State how many lines in the listing below include the word "donors". Give nothing but the number.

Rows from a dataset:
· · · · ·
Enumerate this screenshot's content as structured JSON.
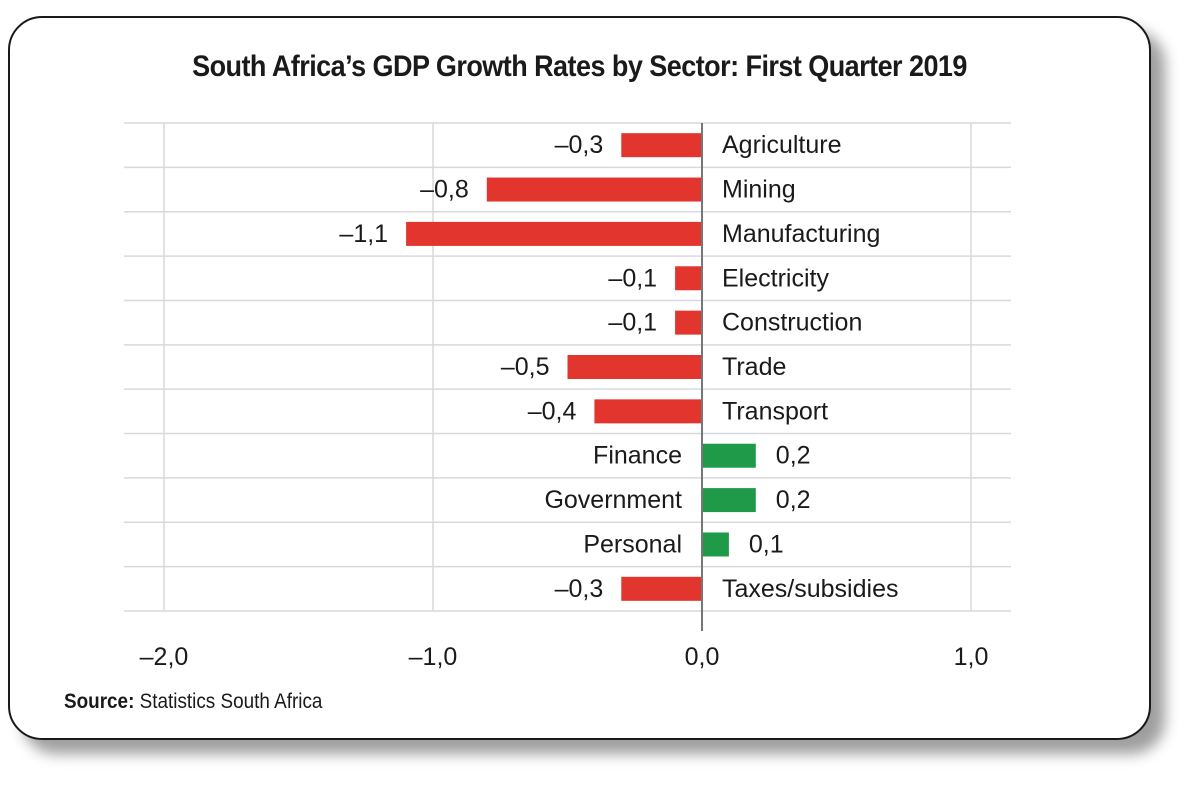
{
  "title": "South Africa’s GDP Growth Rates by Sector: First Quarter 2019",
  "source": {
    "label": "Source:",
    "text": "Statistics South Africa"
  },
  "colors": {
    "negative": "#e2352d",
    "positive": "#1f9a48",
    "grid": "#d9d9d9",
    "axis": "#777777",
    "text": "#1a1a1a"
  },
  "chart_data": {
    "type": "bar",
    "orientation": "horizontal",
    "title": "South Africa’s GDP Growth Rates by Sector: First Quarter 2019",
    "xlabel": "",
    "ylabel": "",
    "categories": [
      "Agriculture",
      "Mining",
      "Manufacturing",
      "Electricity",
      "Construction",
      "Trade",
      "Transport",
      "Finance",
      "Government",
      "Personal",
      "Taxes/subsidies"
    ],
    "values": [
      -0.3,
      -0.8,
      -1.1,
      -0.1,
      -0.1,
      -0.5,
      -0.4,
      0.2,
      0.2,
      0.1,
      -0.3
    ],
    "value_labels": [
      "–0,3",
      "–0,8",
      "–1,1",
      "–0,1",
      "–0,1",
      "–0,5",
      "–0,4",
      "0,2",
      "0,2",
      "0,1",
      "–0,3"
    ],
    "xlim": [
      -2.1,
      1.15
    ],
    "x_ticks": [
      -2.0,
      -1.0,
      0.0,
      1.0
    ],
    "x_tick_labels": [
      "–2,0",
      "–1,0",
      "0,0",
      "1,0"
    ],
    "grid": true,
    "legend": "none"
  }
}
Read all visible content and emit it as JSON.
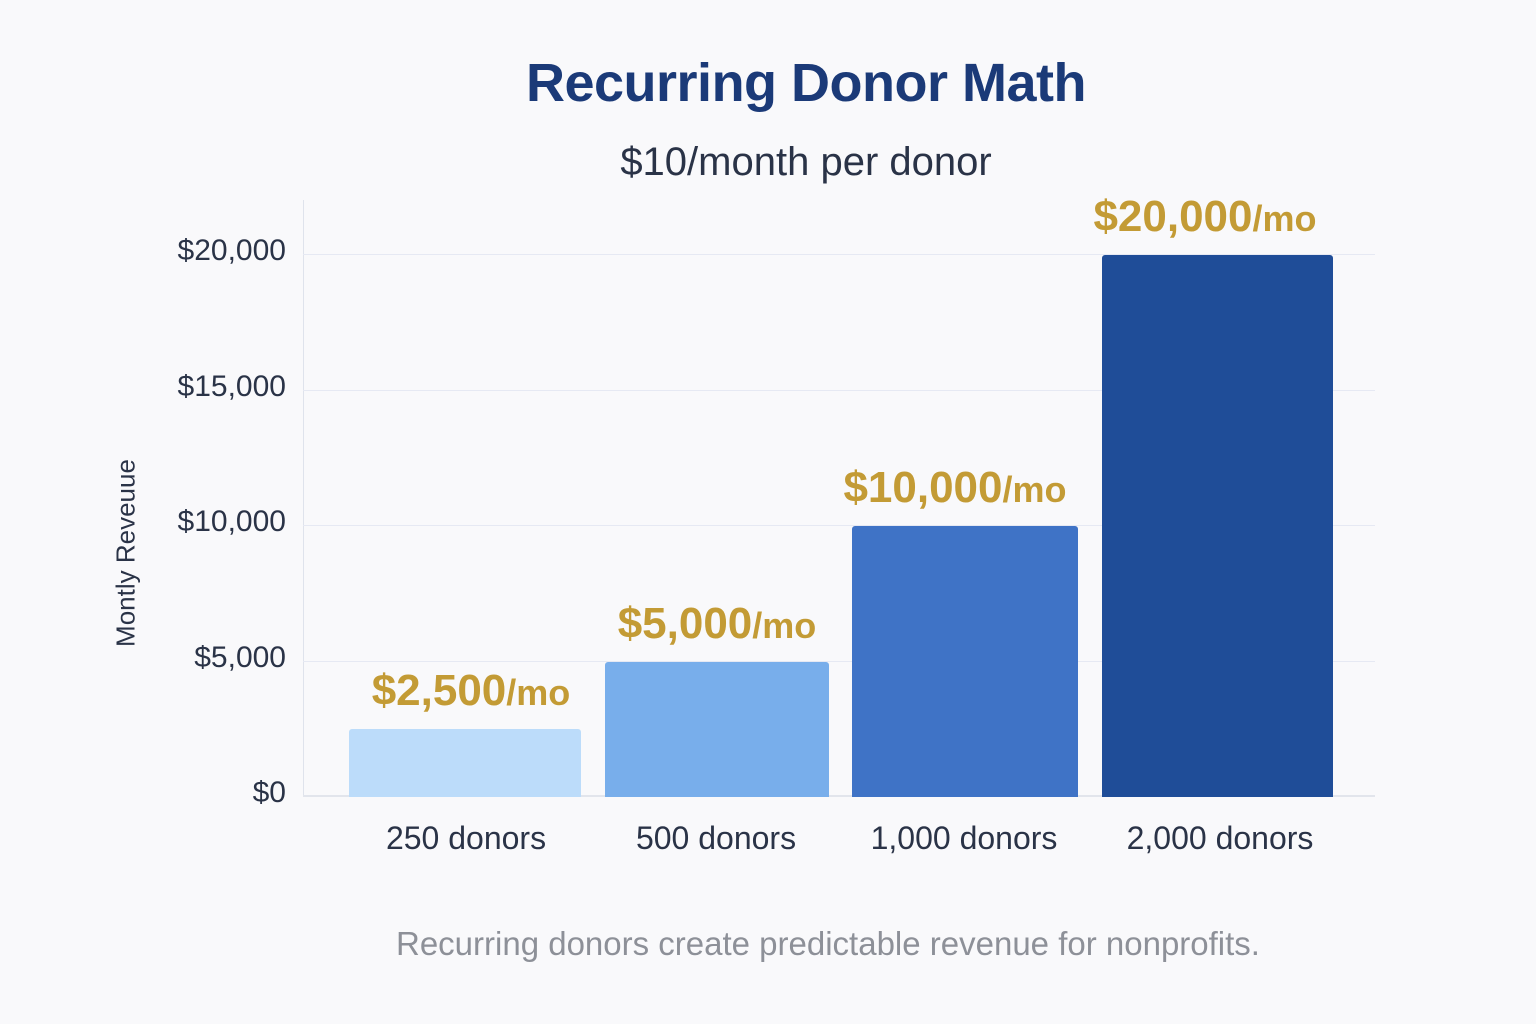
{
  "chart_data": {
    "type": "bar",
    "title": "Recurring Donor Math",
    "subtitle": "$10/month per donor",
    "xlabel": "",
    "ylabel": "Montly Reveuue",
    "categories": [
      "250 donors",
      "500 donors",
      "1,000 donors",
      "2,000 donors"
    ],
    "values": [
      2500,
      5000,
      10000,
      20000
    ],
    "data_labels": [
      "$2,500",
      "$5,000",
      "$10,000",
      "$20,000"
    ],
    "data_label_unit": "/mo",
    "yticks": [
      "$0",
      "$5,000",
      "$10,000",
      "$15,000",
      "$20,000"
    ],
    "ytick_values": [
      0,
      5000,
      10000,
      15000,
      20000
    ],
    "ylim": [
      0,
      22000
    ],
    "grid": true,
    "legend": "none",
    "bar_colors": [
      "#bcdcfa",
      "#78aeeb",
      "#3f73c6",
      "#1f4d98"
    ],
    "label_color": "#c39b35",
    "caption": "Recurring donors create predictable revenue for nonprofits."
  }
}
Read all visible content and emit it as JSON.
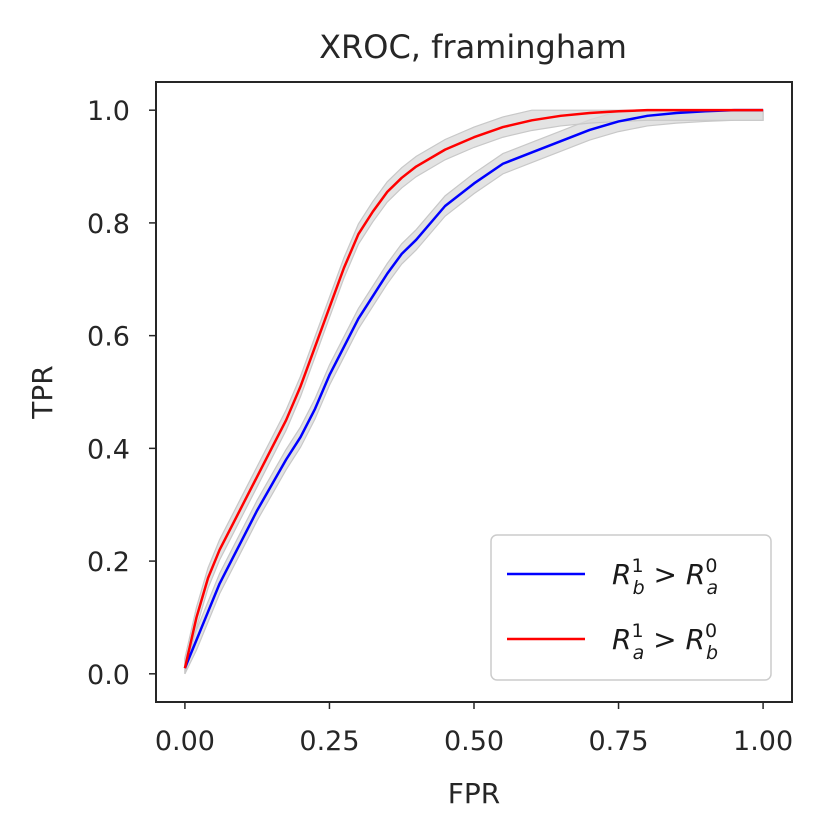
{
  "chart_data": {
    "type": "line",
    "title": "XROC, framingham",
    "xlabel": "FPR",
    "ylabel": "TPR",
    "xlim": [
      -0.05,
      1.05
    ],
    "ylim": [
      -0.05,
      1.05
    ],
    "xticks": [
      "0.00",
      "0.25",
      "0.50",
      "0.75",
      "1.00"
    ],
    "xtick_values": [
      0,
      0.25,
      0.5,
      0.75,
      1.0
    ],
    "yticks": [
      "0.0",
      "0.2",
      "0.4",
      "0.6",
      "0.8",
      "1.0"
    ],
    "ytick_values": [
      0,
      0.2,
      0.4,
      0.6,
      0.8,
      1.0
    ],
    "grid": false,
    "legend_position": "lower-right",
    "confidence_band_color": "#d9d9d9",
    "series": [
      {
        "name": "R_b^1 > R_a^0",
        "label_base": "R",
        "label_sub1": "b",
        "label_sup1": "1",
        "label_op": ">",
        "label_base2": "R",
        "label_sub2": "a",
        "label_sup2": "0",
        "color": "#0000ff",
        "band": 0.018,
        "x": [
          0.0,
          0.02,
          0.04,
          0.06,
          0.08,
          0.1,
          0.125,
          0.15,
          0.175,
          0.2,
          0.225,
          0.25,
          0.275,
          0.3,
          0.325,
          0.35,
          0.375,
          0.4,
          0.45,
          0.5,
          0.55,
          0.6,
          0.65,
          0.7,
          0.75,
          0.8,
          0.85,
          0.9,
          0.95,
          1.0
        ],
        "y": [
          0.01,
          0.06,
          0.11,
          0.16,
          0.2,
          0.24,
          0.29,
          0.335,
          0.38,
          0.42,
          0.47,
          0.53,
          0.58,
          0.63,
          0.67,
          0.71,
          0.745,
          0.77,
          0.83,
          0.87,
          0.905,
          0.925,
          0.945,
          0.965,
          0.98,
          0.99,
          0.995,
          0.998,
          1.0,
          1.0
        ]
      },
      {
        "name": "R_a^1 > R_b^0",
        "label_base": "R",
        "label_sub1": "a",
        "label_sup1": "1",
        "label_op": ">",
        "label_base2": "R",
        "label_sub2": "b",
        "label_sup2": "0",
        "color": "#ff0000",
        "band": 0.018,
        "x": [
          0.0,
          0.02,
          0.04,
          0.06,
          0.08,
          0.1,
          0.125,
          0.15,
          0.175,
          0.2,
          0.225,
          0.25,
          0.275,
          0.3,
          0.325,
          0.35,
          0.375,
          0.4,
          0.45,
          0.5,
          0.55,
          0.6,
          0.65,
          0.7,
          0.75,
          0.8,
          0.85,
          0.9,
          0.95,
          1.0
        ],
        "y": [
          0.01,
          0.1,
          0.17,
          0.22,
          0.26,
          0.3,
          0.35,
          0.4,
          0.45,
          0.51,
          0.58,
          0.65,
          0.72,
          0.78,
          0.82,
          0.855,
          0.88,
          0.9,
          0.93,
          0.952,
          0.97,
          0.982,
          0.99,
          0.995,
          0.998,
          1.0,
          1.0,
          1.0,
          1.0,
          1.0
        ]
      }
    ]
  }
}
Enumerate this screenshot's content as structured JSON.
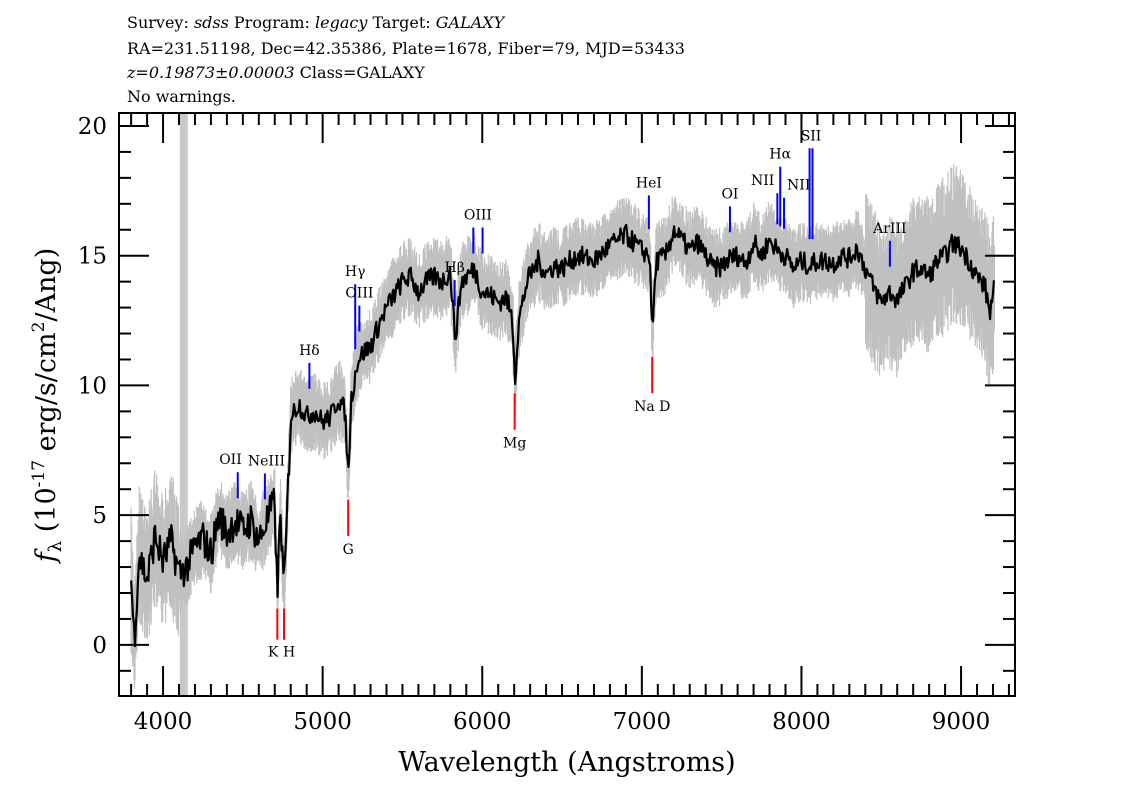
{
  "header": {
    "line1": {
      "survey_label": "Survey: ",
      "survey": "sdss",
      "program_label": " Program: ",
      "program": "legacy",
      "target_label": " Target: ",
      "target": "GALAXY"
    },
    "line2": "RA=231.51198, Dec=42.35386, Plate=1678, Fiber=79, MJD=53433",
    "line3": {
      "z": "z=0.19873±0.00003",
      "class": " Class=GALAXY"
    },
    "line4": "No warnings."
  },
  "chart_data": {
    "type": "line",
    "title": "",
    "xlabel": "Wavelength (Angstroms)",
    "ylabel": {
      "symbol": "f",
      "sub": "λ",
      "pre": " (10",
      "exp": "-17",
      "mid": " erg/s/cm",
      "exp2": "2",
      "post": "/Ang)"
    },
    "xlim": [
      3724,
      9338
    ],
    "ylim": [
      -1.97,
      20.5
    ],
    "xticks": [
      4000,
      5000,
      6000,
      7000,
      8000,
      9000
    ],
    "yticks": [
      0,
      5,
      10,
      15,
      20
    ],
    "grid": false,
    "colors": {
      "flux": "#000000",
      "error": "#c0c0c0",
      "emission": "#0000ff",
      "absorption": "#ff0000",
      "masked_band": "#c8c8c8"
    },
    "masked_band": [
      4105,
      4155
    ],
    "series": [
      {
        "role": "smoothed flux (approximate)",
        "x": [
          3800,
          3820,
          3850,
          3900,
          3950,
          4000,
          4050,
          4100,
          4150,
          4200,
          4250,
          4300,
          4350,
          4400,
          4450,
          4500,
          4550,
          4600,
          4650,
          4700,
          4716,
          4735,
          4758,
          4780,
          4800,
          4850,
          4900,
          4950,
          5000,
          5050,
          5100,
          5140,
          5160,
          5180,
          5220,
          5260,
          5300,
          5350,
          5400,
          5450,
          5500,
          5550,
          5600,
          5650,
          5700,
          5750,
          5800,
          5830,
          5870,
          5950,
          6000,
          6050,
          6100,
          6150,
          6190,
          6205,
          6230,
          6280,
          6350,
          6400,
          6450,
          6500,
          6550,
          6600,
          6700,
          6800,
          6850,
          6900,
          6950,
          7000,
          7050,
          7065,
          7090,
          7150,
          7200,
          7250,
          7300,
          7350,
          7400,
          7450,
          7500,
          7550,
          7600,
          7650,
          7700,
          7750,
          7800,
          7850,
          7900,
          7950,
          8000,
          8050,
          8100,
          8150,
          8200,
          8250,
          8300,
          8350,
          8400,
          8450,
          8500,
          8550,
          8600,
          8650,
          8700,
          8750,
          8800,
          8850,
          8900,
          8950,
          9000,
          9050,
          9100,
          9150,
          9180,
          9210
        ],
        "y": [
          2.5,
          0.2,
          3.5,
          2.5,
          4.2,
          3.2,
          4.0,
          2.8,
          3.0,
          3.8,
          4.1,
          3.5,
          5.0,
          4.3,
          4.8,
          4.4,
          4.8,
          4.0,
          4.8,
          5.5,
          1.8,
          5.2,
          2.0,
          5.5,
          8.8,
          9.3,
          8.8,
          9.0,
          8.6,
          8.8,
          9.5,
          9.0,
          6.5,
          9.5,
          11.0,
          11.3,
          11.5,
          12.3,
          13.0,
          13.5,
          14.0,
          14.2,
          13.6,
          14.0,
          14.2,
          14.0,
          14.4,
          11.8,
          14.0,
          14.5,
          13.6,
          13.5,
          13.2,
          13.4,
          12.5,
          10.3,
          12.5,
          14.0,
          14.8,
          14.3,
          14.6,
          14.5,
          14.8,
          15.0,
          14.8,
          15.4,
          15.6,
          15.8,
          15.5,
          15.2,
          15.0,
          12.0,
          14.8,
          15.0,
          16.0,
          15.6,
          15.2,
          15.5,
          15.0,
          14.5,
          14.6,
          14.9,
          15.0,
          14.7,
          15.5,
          15.0,
          15.6,
          15.2,
          15.0,
          14.5,
          14.8,
          14.6,
          14.8,
          14.8,
          14.7,
          15.0,
          14.9,
          15.3,
          14.5,
          13.8,
          13.2,
          13.6,
          13.3,
          13.8,
          14.4,
          14.5,
          14.2,
          14.8,
          15.0,
          15.5,
          15.3,
          14.8,
          14.2,
          13.8,
          12.8,
          13.8
        ]
      }
    ],
    "line_markers": [
      {
        "label": "OII",
        "wavelengths": [
          4468
        ],
        "kind": "emission"
      },
      {
        "label": "NeIII",
        "wavelengths": [
          4638
        ],
        "kind": "emission"
      },
      {
        "label": "K",
        "wavelengths": [
          4716
        ],
        "kind": "calcium"
      },
      {
        "label": "H",
        "wavelengths": [
          4758
        ],
        "kind": "calcium"
      },
      {
        "label": "Hδ",
        "wavelengths": [
          4917
        ],
        "kind": "emission"
      },
      {
        "label": "G",
        "wavelengths": [
          5160
        ],
        "kind": "absorption"
      },
      {
        "label": "Hγ",
        "wavelengths": [
          5204
        ],
        "kind": "emission"
      },
      {
        "label": "OIII",
        "wavelengths": [
          5230
        ],
        "kind": "emission"
      },
      {
        "label": "Hβ",
        "wavelengths": [
          5827
        ],
        "kind": "emission"
      },
      {
        "label": "OIII",
        "wavelengths": [
          5944,
          6002
        ],
        "kind": "emission"
      },
      {
        "label": "Mg",
        "wavelengths": [
          6203
        ],
        "kind": "absorption"
      },
      {
        "label": "HeI",
        "wavelengths": [
          7044
        ],
        "kind": "emission"
      },
      {
        "label": "Na D",
        "wavelengths": [
          7065
        ],
        "kind": "absorption"
      },
      {
        "label": "OI",
        "wavelengths": [
          7552
        ],
        "kind": "emission"
      },
      {
        "label": "NII",
        "wavelengths": [
          7849
        ],
        "kind": "emission"
      },
      {
        "label": "Hα",
        "wavelengths": [
          7867
        ],
        "kind": "emission"
      },
      {
        "label": "NII",
        "wavelengths": [
          7891
        ],
        "kind": "emission"
      },
      {
        "label": "SII",
        "wavelengths": [
          8051,
          8069
        ],
        "kind": "emission"
      },
      {
        "label": "ArIII",
        "wavelengths": [
          8554
        ],
        "kind": "emission"
      }
    ]
  }
}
· · · · ·
__Output for this exercise__: 5